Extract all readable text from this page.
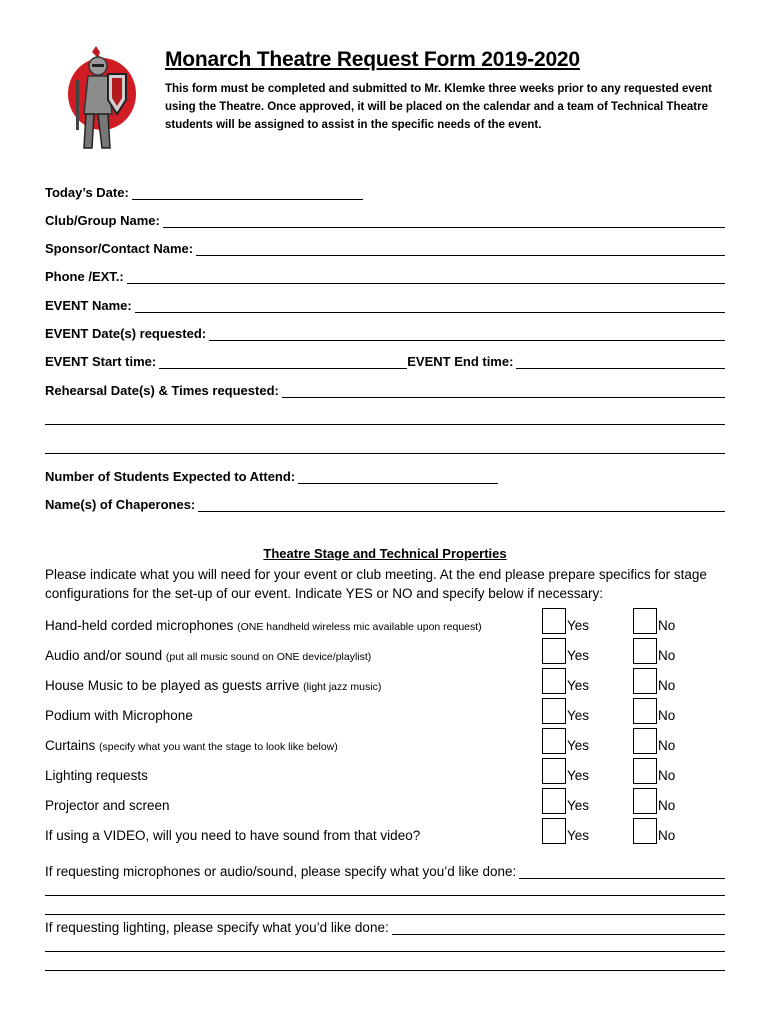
Monarch Theatre Request Form 2019-2020
This form must be completed and submitted to Mr. Klemke three weeks prior to any requested event using the Theatre. Once approved, it will be placed on the calendar and a team of Technical Theatre students will be assigned to assist in the specific needs of the event.
Today’s Date:
Club/Group Name:
Sponsor/Contact Name:
Phone /EXT.:
EVENT Name:
EVENT Date(s) requested:
EVENT Start time:	EVENT End time:
Rehearsal Date(s) & Times requested:
Number of Students Expected to Attend:
Name(s) of Chaperones:
Theatre Stage and Technical Properties
Please indicate what you will need for your event or club meeting. At the end please prepare specifics for stage configurations for the set-up of our event. Indicate YES or NO and specify below if necessary:
Hand-held corded microphones (ONE handheld wireless mic available upon request)	Yes	No
Audio and/or sound (put all music sound on ONE device/playlist)	Yes	No
House Music to be played as guests arrive (light jazz music)	Yes	No
Podium with Microphone	Yes	No
Curtains (specify what you want the stage to look like below)	Yes	No
Lighting requests	Yes	No
Projector and screen	Yes	No
If using a VIDEO, will you need to have sound from that video?	Yes	No
If requesting microphones or audio/sound, please specify what you’d like done:
If requesting lighting, please specify what you’d like done:
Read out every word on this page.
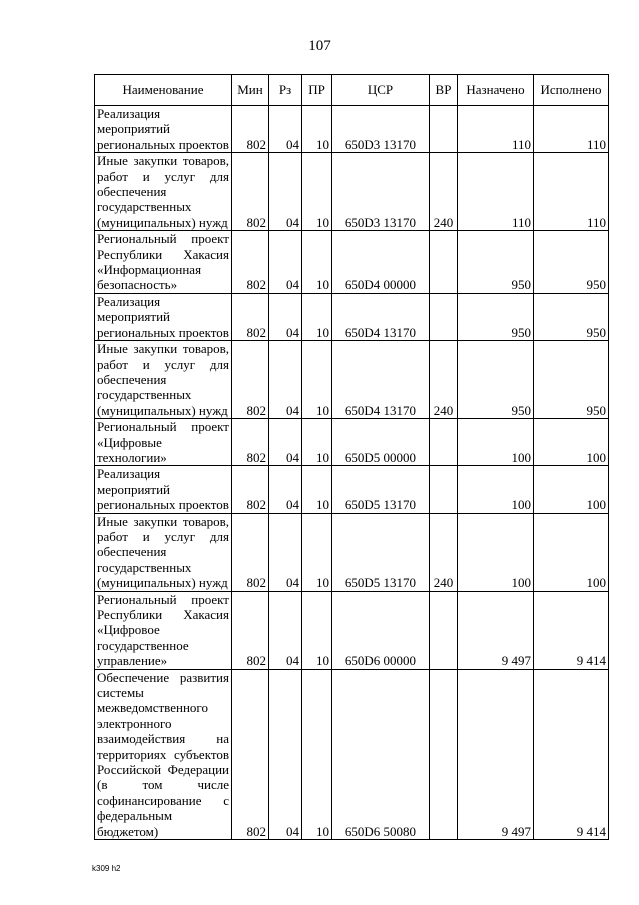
107
Наименование	Мин	Рз	ПР	ЦСР	ВР	Назначено	Исполнено
Реализация мероприятий региональных проектов	802	04	10	650D3 13170		110	110
Иные закупки товаров, работ и услуг для обеспечения государственных (муниципальных) нужд	802	04	10	650D3 13170	240	110	110
Региональный проект Республики Хакасия «Информационная безопасность»	802	04	10	650D4 00000		950	950
Реализация мероприятий региональных проектов	802	04	10	650D4 13170		950	950
Иные закупки товаров, работ и услуг для обеспечения государственных (муниципальных) нужд	802	04	10	650D4 13170	240	950	950
Региональный проект «Цифровые технологии»	802	04	10	650D5 00000		100	100
Реализация мероприятий региональных проектов	802	04	10	650D5 13170		100	100
Иные закупки товаров, работ и услуг для обеспечения государственных (муниципальных) нужд	802	04	10	650D5 13170	240	100	100
Региональный проект Республики Хакасия «Цифровое государственное управление»	802	04	10	650D6 00000		9 497	9 414
Обеспечение развития системы межведомственного электронного взаимодействия на территориях субъектов Российской Федерации (в том числе софинансирование с федеральным бюджетом)	802	04	10	650D6 50080		9 497	9 414
k309 h2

··········

STATED GOAL |
Look for "specify" and pull out every line that has it.

WRITTEN SOLUTION |
Please indicate what you will need for your event or club meeting. At the end please prepare specifics for stage configurations for the set-up of our event. Indicate YES or NO and specify below if necessary:
Curtains (specify what you want the stage to look like below)	Yes	No
If requesting microphones or audio/sound, please specify what you’d like done:
If requesting lighting, please specify what you’d like done:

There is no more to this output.